RAW RECORDS →
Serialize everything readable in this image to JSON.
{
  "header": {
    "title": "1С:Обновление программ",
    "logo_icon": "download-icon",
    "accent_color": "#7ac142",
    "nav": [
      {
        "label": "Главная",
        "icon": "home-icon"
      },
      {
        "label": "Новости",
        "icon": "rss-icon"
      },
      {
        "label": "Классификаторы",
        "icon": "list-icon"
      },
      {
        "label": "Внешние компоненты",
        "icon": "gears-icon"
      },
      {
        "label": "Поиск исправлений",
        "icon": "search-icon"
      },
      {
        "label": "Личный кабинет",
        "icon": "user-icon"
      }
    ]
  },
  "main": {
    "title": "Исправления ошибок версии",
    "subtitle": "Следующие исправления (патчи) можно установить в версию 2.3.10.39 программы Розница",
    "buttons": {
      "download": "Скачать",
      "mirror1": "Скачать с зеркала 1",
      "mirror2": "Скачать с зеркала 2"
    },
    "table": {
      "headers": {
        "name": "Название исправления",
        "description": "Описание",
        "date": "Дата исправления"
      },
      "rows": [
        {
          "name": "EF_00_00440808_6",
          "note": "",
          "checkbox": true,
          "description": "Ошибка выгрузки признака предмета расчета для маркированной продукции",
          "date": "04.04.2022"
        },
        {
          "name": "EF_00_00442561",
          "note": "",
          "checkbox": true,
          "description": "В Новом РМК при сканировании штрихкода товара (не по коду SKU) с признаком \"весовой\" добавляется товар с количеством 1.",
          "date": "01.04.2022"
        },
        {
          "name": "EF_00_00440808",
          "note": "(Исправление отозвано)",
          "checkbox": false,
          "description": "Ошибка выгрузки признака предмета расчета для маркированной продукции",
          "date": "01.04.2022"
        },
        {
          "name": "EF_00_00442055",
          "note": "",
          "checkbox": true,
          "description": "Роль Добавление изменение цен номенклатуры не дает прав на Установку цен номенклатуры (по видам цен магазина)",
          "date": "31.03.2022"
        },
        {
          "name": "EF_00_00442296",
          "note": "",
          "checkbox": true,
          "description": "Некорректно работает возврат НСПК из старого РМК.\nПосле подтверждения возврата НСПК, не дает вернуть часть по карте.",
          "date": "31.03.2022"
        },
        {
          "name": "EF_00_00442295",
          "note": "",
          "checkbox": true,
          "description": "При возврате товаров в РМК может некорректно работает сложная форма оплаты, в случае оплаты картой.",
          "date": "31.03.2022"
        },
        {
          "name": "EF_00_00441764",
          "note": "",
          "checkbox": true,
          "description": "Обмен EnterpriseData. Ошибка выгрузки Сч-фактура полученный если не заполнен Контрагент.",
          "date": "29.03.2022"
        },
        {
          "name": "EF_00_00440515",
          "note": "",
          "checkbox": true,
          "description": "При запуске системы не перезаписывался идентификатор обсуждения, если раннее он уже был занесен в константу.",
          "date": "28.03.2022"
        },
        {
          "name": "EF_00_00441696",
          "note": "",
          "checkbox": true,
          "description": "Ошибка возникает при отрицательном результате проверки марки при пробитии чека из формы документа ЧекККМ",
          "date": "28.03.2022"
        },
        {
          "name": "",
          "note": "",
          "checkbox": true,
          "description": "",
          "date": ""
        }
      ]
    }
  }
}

STATED TASK → A number is the only answer here: how many lines of the material above contain "если"?

FULL ANSWER → 2